***** Records to use *****

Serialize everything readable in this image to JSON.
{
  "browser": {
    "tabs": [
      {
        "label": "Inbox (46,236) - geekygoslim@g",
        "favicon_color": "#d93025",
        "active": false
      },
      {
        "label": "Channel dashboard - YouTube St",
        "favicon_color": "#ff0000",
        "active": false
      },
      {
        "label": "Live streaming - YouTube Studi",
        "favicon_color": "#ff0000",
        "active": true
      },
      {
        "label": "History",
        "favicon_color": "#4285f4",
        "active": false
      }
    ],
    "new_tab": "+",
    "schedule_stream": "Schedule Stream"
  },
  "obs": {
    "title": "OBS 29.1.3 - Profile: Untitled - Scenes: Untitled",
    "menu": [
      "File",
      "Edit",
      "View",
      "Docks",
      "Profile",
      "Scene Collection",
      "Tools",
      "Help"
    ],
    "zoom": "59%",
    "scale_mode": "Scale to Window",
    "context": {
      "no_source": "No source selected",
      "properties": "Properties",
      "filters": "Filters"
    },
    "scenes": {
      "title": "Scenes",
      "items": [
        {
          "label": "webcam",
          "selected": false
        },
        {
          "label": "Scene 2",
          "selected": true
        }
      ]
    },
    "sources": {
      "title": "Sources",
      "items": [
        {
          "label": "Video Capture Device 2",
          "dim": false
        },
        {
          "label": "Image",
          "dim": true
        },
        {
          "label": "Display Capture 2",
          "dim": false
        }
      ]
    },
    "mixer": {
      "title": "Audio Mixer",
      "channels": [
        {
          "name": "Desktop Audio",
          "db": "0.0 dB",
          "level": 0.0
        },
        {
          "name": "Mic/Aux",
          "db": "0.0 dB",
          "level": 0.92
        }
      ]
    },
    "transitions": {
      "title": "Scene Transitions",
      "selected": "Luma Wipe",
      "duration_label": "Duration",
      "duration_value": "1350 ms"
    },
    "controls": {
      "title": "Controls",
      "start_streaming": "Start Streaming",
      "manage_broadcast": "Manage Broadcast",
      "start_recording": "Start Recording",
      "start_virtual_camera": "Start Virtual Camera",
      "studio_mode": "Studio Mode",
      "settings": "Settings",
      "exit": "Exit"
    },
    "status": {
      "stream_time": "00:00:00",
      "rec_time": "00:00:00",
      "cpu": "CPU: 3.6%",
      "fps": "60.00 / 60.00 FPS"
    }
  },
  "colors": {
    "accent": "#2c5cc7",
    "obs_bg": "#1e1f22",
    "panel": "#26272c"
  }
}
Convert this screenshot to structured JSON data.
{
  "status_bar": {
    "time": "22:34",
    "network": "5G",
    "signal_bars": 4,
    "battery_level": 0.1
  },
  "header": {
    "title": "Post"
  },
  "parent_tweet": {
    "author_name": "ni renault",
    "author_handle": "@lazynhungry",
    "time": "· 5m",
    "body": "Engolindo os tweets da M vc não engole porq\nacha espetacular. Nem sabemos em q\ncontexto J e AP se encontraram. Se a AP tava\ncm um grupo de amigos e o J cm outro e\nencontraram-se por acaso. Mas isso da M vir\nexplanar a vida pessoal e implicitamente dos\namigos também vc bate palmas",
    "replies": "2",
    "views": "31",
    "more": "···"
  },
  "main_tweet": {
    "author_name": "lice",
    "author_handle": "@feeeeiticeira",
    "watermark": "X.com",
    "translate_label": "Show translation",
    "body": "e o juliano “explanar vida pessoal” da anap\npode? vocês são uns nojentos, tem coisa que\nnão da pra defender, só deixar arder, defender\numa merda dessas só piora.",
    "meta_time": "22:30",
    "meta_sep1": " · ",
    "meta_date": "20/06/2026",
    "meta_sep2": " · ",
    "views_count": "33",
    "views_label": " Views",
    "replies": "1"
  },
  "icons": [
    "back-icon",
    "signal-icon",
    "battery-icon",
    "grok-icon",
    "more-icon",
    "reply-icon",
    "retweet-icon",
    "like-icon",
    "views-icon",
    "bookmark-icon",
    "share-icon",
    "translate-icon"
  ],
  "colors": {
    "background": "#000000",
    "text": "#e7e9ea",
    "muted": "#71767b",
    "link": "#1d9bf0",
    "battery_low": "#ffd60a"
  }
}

*****

What you should do: Scan the listing above. Gather each line that contains the word "Capture".

Problem solution:
          "label": "Video Capture Device 2",
          "label": "Display Capture 2",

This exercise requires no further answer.